[Provided data]:

※ ※ ※

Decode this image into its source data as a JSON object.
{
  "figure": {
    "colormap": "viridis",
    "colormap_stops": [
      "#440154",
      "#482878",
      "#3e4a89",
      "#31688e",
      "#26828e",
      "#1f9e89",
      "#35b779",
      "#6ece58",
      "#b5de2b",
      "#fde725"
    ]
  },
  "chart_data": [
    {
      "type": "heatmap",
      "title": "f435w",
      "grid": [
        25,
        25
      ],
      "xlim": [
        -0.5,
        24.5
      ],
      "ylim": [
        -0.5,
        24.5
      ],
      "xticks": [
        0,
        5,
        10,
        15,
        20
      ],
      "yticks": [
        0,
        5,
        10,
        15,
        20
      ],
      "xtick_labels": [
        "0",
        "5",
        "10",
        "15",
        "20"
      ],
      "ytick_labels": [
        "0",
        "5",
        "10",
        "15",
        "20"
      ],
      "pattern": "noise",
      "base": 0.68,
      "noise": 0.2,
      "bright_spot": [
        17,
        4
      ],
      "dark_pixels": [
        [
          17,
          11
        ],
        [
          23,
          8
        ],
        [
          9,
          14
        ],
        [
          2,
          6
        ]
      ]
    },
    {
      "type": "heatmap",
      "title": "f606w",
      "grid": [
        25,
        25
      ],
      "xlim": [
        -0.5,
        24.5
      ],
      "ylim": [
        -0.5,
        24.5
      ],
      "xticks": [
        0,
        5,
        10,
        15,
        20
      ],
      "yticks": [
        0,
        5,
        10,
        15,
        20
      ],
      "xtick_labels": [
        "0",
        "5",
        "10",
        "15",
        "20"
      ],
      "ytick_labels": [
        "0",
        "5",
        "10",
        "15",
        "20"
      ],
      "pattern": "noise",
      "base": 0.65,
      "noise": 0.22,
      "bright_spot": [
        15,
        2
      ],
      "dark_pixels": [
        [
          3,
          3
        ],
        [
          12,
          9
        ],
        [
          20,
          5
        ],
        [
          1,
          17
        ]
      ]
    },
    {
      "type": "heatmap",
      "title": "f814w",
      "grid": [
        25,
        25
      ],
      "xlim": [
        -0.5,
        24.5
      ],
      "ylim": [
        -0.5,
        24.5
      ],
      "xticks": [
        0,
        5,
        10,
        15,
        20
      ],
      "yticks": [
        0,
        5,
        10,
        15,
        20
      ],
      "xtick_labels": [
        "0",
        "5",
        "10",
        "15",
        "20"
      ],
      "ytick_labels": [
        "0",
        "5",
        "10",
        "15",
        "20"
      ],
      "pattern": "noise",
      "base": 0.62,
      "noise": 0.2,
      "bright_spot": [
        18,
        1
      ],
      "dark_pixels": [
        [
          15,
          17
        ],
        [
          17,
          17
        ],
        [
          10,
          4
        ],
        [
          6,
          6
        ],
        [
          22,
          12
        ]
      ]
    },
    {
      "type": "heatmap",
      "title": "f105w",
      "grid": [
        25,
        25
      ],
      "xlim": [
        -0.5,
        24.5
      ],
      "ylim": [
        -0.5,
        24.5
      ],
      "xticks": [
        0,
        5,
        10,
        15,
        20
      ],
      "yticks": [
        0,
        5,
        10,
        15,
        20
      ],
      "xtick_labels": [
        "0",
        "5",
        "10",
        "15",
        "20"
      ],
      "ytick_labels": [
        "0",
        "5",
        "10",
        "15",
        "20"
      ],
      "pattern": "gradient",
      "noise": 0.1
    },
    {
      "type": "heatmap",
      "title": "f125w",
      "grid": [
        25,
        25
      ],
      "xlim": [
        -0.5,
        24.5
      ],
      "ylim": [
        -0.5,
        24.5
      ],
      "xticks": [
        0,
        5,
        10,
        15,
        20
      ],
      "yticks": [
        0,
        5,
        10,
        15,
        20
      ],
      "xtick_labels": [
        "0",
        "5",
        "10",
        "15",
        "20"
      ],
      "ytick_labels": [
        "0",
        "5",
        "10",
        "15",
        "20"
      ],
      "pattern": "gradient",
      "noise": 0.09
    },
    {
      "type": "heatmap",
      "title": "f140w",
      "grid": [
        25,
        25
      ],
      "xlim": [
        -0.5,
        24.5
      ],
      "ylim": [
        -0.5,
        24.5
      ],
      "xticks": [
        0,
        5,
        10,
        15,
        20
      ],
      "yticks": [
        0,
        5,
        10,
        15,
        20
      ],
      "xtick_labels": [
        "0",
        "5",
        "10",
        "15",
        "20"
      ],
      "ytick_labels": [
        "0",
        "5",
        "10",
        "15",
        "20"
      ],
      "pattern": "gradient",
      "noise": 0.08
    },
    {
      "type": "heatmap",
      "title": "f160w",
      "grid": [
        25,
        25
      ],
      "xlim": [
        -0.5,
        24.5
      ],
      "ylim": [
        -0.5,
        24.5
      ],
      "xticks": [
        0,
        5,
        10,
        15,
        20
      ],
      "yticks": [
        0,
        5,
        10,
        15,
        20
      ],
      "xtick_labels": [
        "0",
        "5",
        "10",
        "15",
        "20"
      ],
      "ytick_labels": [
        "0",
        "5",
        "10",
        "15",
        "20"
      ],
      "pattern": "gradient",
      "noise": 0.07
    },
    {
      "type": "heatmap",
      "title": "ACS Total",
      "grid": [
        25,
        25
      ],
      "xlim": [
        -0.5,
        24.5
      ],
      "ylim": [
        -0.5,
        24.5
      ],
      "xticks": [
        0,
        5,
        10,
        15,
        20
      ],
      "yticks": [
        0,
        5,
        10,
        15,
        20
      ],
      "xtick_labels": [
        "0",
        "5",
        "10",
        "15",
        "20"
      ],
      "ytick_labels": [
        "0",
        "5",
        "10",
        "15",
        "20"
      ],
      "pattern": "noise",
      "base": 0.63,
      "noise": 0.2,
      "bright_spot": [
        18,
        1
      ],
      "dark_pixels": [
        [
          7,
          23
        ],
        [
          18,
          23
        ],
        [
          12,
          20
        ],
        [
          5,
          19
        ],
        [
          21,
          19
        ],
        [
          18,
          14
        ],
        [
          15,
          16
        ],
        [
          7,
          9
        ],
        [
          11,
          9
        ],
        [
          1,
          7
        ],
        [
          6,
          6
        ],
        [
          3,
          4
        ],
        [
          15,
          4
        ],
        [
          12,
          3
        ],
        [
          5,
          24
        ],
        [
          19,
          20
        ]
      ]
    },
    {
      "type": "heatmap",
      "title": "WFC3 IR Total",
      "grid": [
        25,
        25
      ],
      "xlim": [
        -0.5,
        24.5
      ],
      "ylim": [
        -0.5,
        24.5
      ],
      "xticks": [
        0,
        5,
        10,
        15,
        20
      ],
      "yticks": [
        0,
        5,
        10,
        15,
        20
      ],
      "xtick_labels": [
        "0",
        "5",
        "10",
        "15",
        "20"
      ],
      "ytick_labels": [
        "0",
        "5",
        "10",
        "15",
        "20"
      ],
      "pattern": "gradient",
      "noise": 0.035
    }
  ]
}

※ ※ ※

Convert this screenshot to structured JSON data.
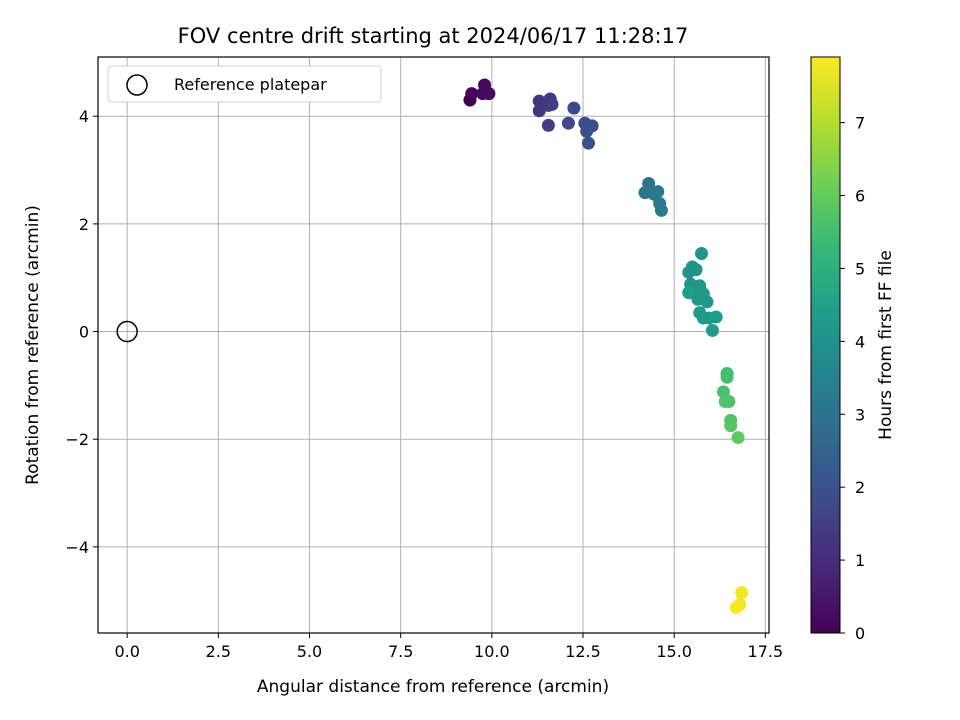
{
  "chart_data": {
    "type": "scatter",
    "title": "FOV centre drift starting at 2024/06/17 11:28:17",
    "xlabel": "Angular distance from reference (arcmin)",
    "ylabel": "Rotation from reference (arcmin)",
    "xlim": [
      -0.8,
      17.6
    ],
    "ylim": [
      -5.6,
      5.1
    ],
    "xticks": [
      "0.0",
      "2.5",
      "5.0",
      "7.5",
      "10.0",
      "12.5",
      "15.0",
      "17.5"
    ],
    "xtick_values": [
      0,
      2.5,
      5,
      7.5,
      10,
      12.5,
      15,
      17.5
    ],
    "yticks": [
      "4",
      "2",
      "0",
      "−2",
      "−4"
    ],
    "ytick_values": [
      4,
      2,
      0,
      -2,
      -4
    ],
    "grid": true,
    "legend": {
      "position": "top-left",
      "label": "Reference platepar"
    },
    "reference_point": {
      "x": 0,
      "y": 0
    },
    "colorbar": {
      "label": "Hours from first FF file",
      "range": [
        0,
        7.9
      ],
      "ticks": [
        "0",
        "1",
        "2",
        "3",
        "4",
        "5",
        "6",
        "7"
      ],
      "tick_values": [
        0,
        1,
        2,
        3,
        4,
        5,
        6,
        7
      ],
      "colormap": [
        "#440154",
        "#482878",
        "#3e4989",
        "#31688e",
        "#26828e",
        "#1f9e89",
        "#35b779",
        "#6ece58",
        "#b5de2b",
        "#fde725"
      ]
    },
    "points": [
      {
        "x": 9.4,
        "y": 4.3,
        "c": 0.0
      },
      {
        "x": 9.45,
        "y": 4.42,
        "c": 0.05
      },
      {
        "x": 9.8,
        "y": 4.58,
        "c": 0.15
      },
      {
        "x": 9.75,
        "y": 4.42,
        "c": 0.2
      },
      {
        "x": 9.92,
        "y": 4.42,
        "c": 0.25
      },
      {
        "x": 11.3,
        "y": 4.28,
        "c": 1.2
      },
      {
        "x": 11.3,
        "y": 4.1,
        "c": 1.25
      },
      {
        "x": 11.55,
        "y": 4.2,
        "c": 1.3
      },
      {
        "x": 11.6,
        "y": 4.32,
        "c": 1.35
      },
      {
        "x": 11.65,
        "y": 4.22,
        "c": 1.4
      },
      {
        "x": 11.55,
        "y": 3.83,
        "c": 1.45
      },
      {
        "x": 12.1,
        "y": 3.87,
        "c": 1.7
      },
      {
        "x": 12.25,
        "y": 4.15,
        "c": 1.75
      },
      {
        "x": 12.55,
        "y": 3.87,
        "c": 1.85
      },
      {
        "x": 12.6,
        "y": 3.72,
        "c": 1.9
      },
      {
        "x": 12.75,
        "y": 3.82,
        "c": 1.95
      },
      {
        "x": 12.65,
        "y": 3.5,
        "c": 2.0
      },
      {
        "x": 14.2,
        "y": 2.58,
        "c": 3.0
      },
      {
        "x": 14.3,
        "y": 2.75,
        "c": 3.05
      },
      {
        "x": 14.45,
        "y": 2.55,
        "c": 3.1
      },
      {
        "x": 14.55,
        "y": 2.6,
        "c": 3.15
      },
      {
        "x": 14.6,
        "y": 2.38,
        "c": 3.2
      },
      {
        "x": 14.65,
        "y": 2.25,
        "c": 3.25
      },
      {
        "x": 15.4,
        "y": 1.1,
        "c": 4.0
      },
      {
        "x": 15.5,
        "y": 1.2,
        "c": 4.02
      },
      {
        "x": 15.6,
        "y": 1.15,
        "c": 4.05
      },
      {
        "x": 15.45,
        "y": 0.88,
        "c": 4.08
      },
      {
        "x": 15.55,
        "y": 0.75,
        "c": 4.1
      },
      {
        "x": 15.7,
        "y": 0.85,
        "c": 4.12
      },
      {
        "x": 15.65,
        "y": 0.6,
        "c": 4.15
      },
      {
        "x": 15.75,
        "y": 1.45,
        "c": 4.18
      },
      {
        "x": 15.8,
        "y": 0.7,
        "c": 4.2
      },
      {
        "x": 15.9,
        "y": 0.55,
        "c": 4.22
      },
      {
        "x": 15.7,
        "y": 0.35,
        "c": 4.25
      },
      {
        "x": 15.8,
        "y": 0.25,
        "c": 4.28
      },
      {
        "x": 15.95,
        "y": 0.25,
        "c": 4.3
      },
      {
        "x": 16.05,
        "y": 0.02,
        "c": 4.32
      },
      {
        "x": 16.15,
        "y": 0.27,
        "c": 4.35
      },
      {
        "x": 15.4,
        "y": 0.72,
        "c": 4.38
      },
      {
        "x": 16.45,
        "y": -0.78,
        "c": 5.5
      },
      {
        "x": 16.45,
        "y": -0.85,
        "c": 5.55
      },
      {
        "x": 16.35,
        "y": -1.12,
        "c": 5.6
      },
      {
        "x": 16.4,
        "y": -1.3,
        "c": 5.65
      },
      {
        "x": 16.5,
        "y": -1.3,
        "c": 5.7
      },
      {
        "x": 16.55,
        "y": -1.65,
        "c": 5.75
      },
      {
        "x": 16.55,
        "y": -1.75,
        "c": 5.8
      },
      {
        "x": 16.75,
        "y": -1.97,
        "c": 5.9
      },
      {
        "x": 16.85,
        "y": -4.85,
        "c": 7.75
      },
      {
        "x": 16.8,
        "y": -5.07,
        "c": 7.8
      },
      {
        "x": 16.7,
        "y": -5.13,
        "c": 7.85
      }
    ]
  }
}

※ ※ ※

[Requirements]: Work out how many lines above contain the word "title". Give only the number.

[Finished exercise]: 10